How many lines in this data contain the string "заявителей"? Reply with the number only.
━━ Items ━━
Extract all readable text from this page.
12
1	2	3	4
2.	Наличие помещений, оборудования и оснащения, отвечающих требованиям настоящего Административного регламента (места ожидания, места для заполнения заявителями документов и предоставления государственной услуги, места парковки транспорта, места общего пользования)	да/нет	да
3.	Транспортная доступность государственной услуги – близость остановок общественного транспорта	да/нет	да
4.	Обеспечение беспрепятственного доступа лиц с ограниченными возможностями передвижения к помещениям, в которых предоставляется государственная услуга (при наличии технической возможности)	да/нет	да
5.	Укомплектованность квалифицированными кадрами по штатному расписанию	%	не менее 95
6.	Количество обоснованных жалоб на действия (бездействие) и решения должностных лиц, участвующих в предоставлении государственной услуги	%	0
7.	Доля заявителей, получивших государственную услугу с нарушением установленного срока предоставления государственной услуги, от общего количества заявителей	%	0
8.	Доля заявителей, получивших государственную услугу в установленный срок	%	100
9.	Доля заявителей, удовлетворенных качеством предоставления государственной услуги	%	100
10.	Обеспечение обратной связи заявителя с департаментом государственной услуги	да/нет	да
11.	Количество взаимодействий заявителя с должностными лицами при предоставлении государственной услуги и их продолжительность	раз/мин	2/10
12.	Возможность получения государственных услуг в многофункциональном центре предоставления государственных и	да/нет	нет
━━━
━━ Items ━━
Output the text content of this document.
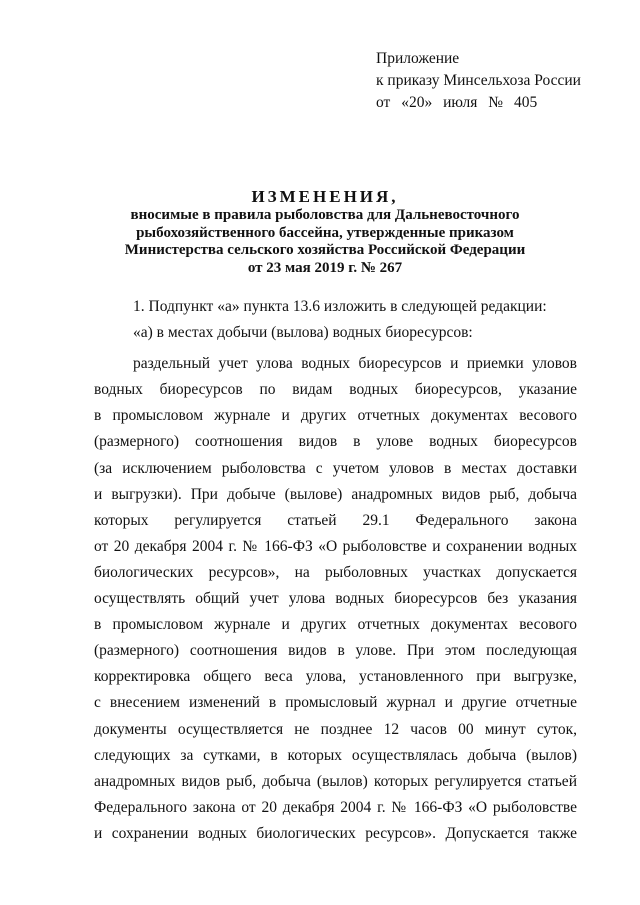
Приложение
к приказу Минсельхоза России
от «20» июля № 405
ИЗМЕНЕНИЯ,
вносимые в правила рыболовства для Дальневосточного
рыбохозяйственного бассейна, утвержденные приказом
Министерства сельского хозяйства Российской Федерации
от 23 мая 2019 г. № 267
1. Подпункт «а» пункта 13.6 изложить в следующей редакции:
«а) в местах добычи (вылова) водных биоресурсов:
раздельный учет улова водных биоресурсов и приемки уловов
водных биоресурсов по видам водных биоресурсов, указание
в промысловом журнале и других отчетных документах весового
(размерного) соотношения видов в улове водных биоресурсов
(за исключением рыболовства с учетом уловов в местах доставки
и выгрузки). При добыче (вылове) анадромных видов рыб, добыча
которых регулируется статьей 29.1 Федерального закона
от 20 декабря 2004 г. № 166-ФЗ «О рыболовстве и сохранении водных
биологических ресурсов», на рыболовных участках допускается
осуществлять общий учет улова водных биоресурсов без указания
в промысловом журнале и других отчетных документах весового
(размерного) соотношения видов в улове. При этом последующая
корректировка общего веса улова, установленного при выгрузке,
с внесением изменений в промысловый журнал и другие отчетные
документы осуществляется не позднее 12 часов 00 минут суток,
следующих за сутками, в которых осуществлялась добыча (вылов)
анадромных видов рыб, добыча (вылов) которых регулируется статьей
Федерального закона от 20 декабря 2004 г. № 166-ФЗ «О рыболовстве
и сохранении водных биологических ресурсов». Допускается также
━━━
## Response for this exercise
3